— Begin —

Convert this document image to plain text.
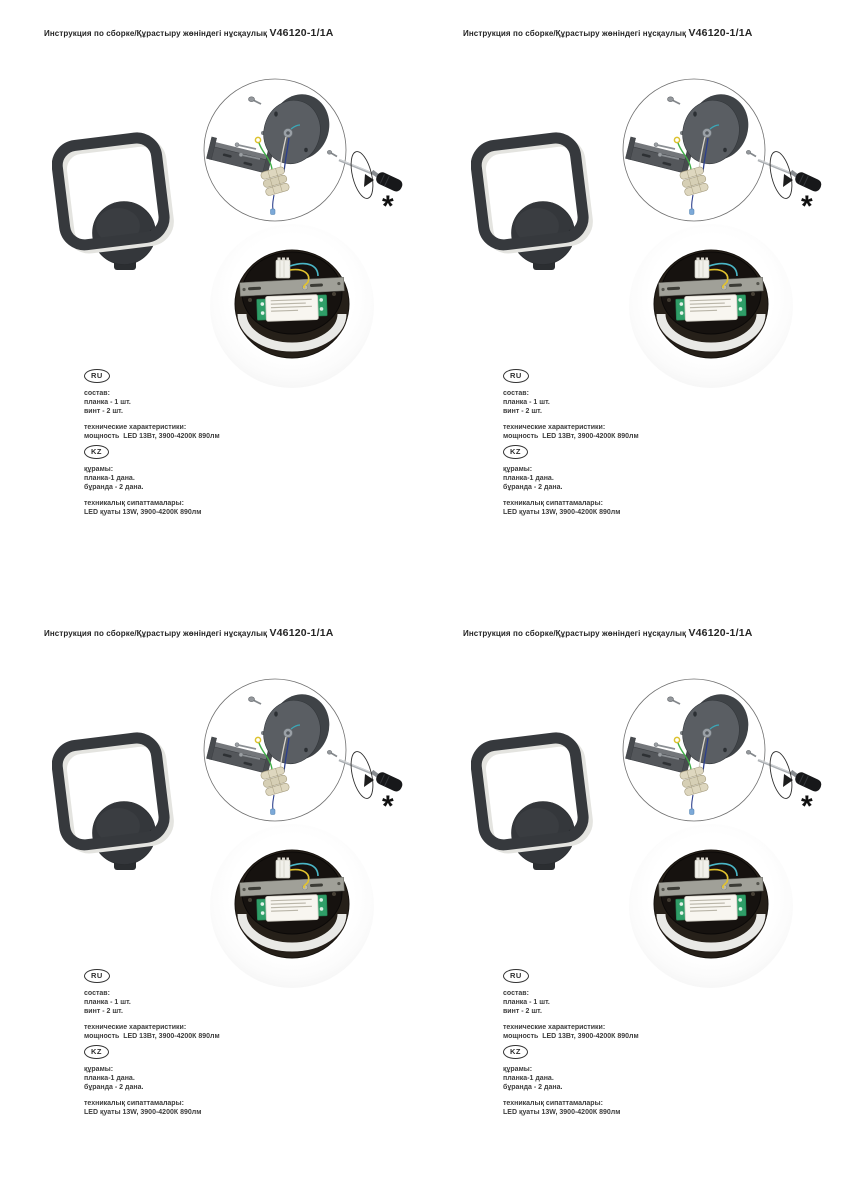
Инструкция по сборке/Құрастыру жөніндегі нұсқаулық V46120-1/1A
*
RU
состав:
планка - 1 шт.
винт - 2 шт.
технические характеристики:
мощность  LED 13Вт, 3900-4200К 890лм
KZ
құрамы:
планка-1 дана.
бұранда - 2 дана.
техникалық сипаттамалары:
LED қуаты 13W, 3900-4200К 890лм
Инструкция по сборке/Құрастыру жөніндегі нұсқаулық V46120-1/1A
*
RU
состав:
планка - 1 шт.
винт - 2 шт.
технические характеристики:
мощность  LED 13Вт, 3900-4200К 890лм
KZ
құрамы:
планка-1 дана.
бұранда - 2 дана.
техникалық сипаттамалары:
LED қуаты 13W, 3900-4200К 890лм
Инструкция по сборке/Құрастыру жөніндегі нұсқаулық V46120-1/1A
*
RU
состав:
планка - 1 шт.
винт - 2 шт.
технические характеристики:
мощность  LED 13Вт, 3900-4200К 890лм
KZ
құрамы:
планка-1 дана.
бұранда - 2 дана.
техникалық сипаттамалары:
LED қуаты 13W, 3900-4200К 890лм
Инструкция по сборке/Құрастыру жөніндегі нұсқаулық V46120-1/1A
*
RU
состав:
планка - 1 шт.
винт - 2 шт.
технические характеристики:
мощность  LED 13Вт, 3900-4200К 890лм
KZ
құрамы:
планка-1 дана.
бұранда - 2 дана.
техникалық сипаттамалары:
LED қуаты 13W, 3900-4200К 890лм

— End —

▶ _Problem_: Copy the records exactly as they appear, excluding images.

▶ _Task response_:
Convert this document image to plain text.
Инструкция по сборке/Құрастыру жөніндегі нұсқаулық V46120-1/1A
*
RU
состав:
планка - 1 шт.
винт - 2 шт.
технические характеристики:
мощность  LED 13Вт, 3900-4200К 890лм
KZ
құрамы:
планка-1 дана.
бұранда - 2 дана.
техникалық сипаттамалары:
LED қуаты 13W, 3900-4200К 890лм
Инструкция по сборке/Құрастыру жөніндегі нұсқаулық V46120-1/1A
*
RU
состав:
планка - 1 шт.
винт - 2 шт.
технические характеристики:
мощность  LED 13Вт, 3900-4200К 890лм
KZ
құрамы:
планка-1 дана.
бұранда - 2 дана.
техникалық сипаттамалары:
LED қуаты 13W, 3900-4200К 890лм
Инструкция по сборке/Құрастыру жөніндегі нұсқаулық V46120-1/1A
*
RU
состав:
планка - 1 шт.
винт - 2 шт.
технические характеристики:
мощность  LED 13Вт, 3900-4200К 890лм
KZ
құрамы:
планка-1 дана.
бұранда - 2 дана.
техникалық сипаттамалары:
LED қуаты 13W, 3900-4200К 890лм
Инструкция по сборке/Құрастыру жөніндегі нұсқаулық V46120-1/1A
*
RU
состав:
планка - 1 шт.
винт - 2 шт.
технические характеристики:
мощность  LED 13Вт, 3900-4200К 890лм
KZ
құрамы:
планка-1 дана.
бұранда - 2 дана.
техникалық сипаттамалары:
LED қуаты 13W, 3900-4200К 890лм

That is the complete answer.